# What this task involves
Extract the lines that carry the string "name" from the listing.

# Items from a figure collection
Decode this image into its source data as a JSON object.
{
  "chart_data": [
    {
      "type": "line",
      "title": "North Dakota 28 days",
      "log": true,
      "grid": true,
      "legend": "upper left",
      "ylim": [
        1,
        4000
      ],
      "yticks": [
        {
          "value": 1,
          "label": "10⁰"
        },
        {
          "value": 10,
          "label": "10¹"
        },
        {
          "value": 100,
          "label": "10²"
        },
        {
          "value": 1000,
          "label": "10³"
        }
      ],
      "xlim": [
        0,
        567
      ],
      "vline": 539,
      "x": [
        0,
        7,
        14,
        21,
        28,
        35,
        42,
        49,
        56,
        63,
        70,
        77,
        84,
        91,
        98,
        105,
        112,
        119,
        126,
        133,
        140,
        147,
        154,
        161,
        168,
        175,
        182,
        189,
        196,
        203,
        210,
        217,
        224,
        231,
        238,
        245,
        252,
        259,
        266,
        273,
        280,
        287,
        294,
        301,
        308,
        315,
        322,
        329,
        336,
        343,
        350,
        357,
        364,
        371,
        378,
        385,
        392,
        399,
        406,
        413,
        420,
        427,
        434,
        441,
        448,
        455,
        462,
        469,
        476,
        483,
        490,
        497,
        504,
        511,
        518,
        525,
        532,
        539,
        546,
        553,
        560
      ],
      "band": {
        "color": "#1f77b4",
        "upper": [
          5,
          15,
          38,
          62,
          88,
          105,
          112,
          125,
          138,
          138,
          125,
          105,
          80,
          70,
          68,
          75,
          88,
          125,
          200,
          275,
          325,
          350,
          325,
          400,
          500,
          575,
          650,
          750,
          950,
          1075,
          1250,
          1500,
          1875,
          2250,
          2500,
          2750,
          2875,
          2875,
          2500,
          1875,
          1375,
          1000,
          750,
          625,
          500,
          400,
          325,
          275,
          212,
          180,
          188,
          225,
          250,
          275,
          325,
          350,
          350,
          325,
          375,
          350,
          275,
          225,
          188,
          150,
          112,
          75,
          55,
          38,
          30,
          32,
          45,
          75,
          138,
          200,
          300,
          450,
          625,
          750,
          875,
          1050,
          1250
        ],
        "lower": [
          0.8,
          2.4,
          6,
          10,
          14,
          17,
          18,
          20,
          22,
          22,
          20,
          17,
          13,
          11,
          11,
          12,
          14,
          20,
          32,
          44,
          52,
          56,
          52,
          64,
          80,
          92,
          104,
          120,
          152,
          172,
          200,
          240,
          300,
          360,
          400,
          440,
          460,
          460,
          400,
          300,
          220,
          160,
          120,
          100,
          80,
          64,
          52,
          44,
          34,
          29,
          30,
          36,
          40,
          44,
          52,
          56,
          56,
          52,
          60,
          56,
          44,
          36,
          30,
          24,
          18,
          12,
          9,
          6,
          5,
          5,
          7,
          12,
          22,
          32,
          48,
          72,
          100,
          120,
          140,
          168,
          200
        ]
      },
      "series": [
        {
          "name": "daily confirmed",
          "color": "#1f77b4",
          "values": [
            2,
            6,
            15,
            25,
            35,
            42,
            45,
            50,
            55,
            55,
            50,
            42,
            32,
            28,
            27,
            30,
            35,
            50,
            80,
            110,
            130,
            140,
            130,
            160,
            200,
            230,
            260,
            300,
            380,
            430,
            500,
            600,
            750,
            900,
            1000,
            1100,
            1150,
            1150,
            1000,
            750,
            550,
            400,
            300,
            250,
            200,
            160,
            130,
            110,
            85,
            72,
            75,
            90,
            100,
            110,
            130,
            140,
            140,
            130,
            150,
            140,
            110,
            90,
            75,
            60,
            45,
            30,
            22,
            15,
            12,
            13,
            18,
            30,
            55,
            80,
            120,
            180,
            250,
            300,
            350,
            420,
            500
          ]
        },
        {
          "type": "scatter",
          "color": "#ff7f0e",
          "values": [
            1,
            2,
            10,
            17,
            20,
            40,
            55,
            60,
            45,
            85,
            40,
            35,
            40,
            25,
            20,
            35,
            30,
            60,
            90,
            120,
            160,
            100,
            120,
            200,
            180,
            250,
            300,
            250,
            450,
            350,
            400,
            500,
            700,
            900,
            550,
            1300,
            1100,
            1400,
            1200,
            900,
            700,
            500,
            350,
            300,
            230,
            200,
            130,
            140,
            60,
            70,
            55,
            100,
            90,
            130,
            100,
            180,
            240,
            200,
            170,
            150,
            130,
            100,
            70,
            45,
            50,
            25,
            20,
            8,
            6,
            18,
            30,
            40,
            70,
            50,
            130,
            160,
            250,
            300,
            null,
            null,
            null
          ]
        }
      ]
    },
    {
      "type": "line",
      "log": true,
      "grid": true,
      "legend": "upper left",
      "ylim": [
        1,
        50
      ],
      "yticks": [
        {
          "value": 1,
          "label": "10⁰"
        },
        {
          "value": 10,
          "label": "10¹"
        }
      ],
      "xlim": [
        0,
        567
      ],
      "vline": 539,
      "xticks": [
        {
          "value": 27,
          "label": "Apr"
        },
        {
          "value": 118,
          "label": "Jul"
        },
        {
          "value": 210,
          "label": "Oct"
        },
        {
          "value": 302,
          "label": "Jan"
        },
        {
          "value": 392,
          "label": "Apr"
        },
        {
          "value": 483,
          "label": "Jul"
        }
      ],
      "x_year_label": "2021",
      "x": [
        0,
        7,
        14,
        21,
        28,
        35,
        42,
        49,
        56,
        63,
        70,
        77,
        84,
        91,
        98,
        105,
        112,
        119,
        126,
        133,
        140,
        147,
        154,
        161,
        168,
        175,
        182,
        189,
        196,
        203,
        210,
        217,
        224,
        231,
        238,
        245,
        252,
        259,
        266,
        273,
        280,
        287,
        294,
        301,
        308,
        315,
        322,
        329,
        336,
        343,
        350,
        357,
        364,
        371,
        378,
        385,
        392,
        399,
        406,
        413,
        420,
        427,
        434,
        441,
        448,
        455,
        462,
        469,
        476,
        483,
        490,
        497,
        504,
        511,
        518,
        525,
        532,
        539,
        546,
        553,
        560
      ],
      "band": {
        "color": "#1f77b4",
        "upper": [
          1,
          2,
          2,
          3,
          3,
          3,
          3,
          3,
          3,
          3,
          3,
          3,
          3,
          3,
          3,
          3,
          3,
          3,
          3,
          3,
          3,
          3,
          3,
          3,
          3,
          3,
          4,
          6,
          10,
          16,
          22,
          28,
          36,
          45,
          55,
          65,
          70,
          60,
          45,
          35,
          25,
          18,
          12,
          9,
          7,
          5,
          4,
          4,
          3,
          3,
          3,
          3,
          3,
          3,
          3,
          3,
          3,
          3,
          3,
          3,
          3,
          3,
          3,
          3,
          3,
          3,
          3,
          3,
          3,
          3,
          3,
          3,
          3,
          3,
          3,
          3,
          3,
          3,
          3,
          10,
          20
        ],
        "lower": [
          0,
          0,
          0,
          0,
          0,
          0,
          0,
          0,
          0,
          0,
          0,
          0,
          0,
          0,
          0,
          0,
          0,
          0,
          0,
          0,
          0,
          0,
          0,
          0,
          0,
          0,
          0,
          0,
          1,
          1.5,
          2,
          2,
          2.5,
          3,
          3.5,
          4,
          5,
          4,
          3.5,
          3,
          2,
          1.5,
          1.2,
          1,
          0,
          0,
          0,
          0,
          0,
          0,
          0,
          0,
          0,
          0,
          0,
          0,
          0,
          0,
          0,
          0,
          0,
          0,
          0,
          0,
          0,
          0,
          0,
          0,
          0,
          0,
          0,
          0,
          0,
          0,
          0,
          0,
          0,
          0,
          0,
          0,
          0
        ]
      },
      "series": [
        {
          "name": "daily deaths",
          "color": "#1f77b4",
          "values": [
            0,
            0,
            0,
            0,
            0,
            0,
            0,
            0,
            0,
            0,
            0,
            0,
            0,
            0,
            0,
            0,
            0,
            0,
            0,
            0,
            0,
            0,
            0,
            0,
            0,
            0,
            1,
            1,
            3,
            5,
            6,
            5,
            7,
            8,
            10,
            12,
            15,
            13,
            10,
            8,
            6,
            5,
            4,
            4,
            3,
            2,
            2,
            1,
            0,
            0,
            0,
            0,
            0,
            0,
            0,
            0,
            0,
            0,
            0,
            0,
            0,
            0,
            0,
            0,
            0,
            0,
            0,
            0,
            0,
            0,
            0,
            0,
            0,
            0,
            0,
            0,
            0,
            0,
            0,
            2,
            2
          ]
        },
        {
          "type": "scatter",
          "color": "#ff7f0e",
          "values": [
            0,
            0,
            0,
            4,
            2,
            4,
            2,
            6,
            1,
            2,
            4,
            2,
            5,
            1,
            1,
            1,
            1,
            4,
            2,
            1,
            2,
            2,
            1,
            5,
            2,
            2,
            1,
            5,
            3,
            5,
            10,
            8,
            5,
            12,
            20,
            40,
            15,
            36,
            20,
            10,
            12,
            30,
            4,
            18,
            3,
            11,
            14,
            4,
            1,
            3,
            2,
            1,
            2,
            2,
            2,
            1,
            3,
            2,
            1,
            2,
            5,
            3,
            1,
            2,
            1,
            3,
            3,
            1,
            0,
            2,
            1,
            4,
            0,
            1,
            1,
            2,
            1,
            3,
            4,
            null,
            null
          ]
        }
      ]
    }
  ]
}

# Answer in full
          "name": "daily confirmed",
          "name": "daily deaths",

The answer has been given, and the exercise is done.